:: Exercices proposés ::
(a) Résumez en deux phrases le billet sur la pignole parlementaire.
(b) Répondez aux questions suivantes à partir du billet sur la pignole parlementaire.
(i) Quelle date figure en tête du billet ?
(ii) Quels niveaux de pouvoir sont cités à propos des « petites bidouilles des uns et des autres » ?
(iii) Sur quoi le Parlement européen tente-t-il de légiférer ?
(c) D'après le billet sur la pignole parlementaire, pourquoi la députaillerie se laisse-t-elle aller ? Répondez en une phrase.

:: Texte fourni ::
_____

21 novembre 2023

La pignole parlementaire passe maintenant en mode turbo

On pourrait en douter et il faut le rappeler de temps en temps : une République, ça ne s’improvise pas. Pondre de la législation, écrire des petits articles et broder finement du texte de loi, c’est un métier, que dis-je, un sacerdoce de tous les jours qui demande du courage voire de l’abnégation et une solide dose de persévérance…

… Pour ne pas dire d’obstination, voire d’entêtement ou même de folie lorsqu’on commence à éplucher ce qui se passe vraiment, en coulisse.

Le citoyen lambda, pressé dans sa vie de tous les jours, remarque à peine les agitations d’avant-plan, les 49.3 qui se multiplient dangereusement au point de dépasser la Borne, celle qui signifiera la fin du mandat de l’actuel Premier Ministre et le renvoi de Babeth vers une retraite nécessaire. La presse, qui n’est plus que l’ombre d’elle-même, se contente de rapporter l’opinion vaseuse que se font les journalistes de ces agitations sur les grands principes et les grosses lois joufflues qui occupent la scène.

Mais l’observateur aguerri sait que, derrière ces gesticulations gouvernementables (non, ce n’est pas une typo) se cachent des nuées de petits bricolages parlementaires, ces micro-lois, ces nano-articles qui viennent s’ajouter comme autant de grains de sable dans la monstrueuse machine bureaucratique française pour en gripper un peu plus les rouages. Petites bidouilles des uns et des autres, à tous les niveaux de pouvoir (départemental, régional, national et même européen), ces particules fines de loi viennent silencieusement polluer la vie des citoyens français qui découvrent ensuite, éberlués, à quoi servent les copieux émoluments qu’ils versent à toute la troupe de clowns colorés qui occupent les deux chambres.

Laissée plus ou moins en roue libre pendant que les ténors gouvernementaux occupent la galerie, la députaillerie se laisse aller.

Si la presse se penchait vraiment sur ce qui se passe ensuite, elle pourrait multiplier les titres commençant par “Ivre,”

Ainsi, ivre, le Parlement européen tente de légiférer sur les emballages et leur capacité de recyclage, condamnant – dans sa précipitation et un solide de-quoi-jmemêlise – les boîtes en bois qui protègent nos camemberts.

Heureusement, notre représentation nationale a volé au secours de ce patrimoine ancestral et la voilà qui se bat pied-à-pied pour défendre une version particulière de tyrosémiophilie, acte plein de bravoure qui, au passage, n’aurait jamais été nécessaire si la pignole qui s’est emparée des institutions législatives sur tout le continent n’avait pas passé la surmultipliée.

_____

Données de coordonnées de mise en page:
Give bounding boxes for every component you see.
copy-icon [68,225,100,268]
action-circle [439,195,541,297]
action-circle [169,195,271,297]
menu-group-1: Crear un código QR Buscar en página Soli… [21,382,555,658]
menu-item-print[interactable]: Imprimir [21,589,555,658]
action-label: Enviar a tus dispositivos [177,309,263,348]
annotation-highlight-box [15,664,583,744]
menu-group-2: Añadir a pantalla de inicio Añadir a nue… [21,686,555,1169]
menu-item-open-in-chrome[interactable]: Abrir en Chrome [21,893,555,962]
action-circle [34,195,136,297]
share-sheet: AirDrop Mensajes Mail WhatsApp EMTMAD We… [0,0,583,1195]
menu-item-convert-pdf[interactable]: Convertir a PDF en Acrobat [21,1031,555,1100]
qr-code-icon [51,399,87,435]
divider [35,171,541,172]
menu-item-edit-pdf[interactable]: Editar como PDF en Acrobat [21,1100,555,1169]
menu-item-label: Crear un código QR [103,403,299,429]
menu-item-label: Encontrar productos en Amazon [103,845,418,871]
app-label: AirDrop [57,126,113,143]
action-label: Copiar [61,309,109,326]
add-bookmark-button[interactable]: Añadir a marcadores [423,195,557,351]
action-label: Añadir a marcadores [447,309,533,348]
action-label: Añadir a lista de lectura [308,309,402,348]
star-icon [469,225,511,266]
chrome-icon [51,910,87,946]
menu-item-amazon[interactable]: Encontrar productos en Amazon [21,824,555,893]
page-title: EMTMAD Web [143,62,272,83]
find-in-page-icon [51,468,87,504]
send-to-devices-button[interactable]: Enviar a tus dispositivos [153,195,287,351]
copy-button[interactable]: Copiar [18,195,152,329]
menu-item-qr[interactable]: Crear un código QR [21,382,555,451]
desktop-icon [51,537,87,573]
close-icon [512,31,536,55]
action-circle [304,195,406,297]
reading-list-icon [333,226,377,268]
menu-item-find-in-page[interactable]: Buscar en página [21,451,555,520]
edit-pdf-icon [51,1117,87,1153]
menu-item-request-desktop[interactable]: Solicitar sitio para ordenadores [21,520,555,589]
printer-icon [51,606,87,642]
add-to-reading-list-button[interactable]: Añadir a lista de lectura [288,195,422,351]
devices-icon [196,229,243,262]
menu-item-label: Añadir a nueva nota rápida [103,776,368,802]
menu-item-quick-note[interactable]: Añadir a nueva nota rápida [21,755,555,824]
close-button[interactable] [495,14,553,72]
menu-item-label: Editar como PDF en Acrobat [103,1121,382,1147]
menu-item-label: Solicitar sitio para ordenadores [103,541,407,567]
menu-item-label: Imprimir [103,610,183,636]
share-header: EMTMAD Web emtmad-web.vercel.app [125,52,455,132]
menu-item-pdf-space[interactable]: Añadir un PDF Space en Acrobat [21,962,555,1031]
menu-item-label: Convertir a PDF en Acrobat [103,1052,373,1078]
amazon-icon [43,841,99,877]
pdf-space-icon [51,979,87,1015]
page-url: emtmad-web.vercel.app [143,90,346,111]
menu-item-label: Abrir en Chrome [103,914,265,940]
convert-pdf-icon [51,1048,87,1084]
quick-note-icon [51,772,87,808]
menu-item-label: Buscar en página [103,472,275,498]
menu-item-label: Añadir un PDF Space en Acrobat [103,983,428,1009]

_____

:: Réponses ::
(a) Derrière les agitations gouvernementales que rapporte la presse, des nuées de micro-lois et de petits bricolages parlementaires, à tous les niveaux de pouvoir, grippent la machine bureaucratique française et polluent silencieusement la vie des citoyens. Ainsi, en légiférant sur les emballages et leur capacité de recyclage, le Parlement européen condamne les boîtes en bois des camemberts, que la représentation nationale se bat maintenant pour défendre.

(b)
(i) Le 21 novembre 2023.
(ii) Les niveaux départemental, régional, national et européen.
(iii) Sur les emballages et leur capacité de recyclage.

(c) La députaillerie se laisse aller parce qu'elle est laissée plus ou moins en roue libre pendant que les ténors gouvernementaux occupent la galerie.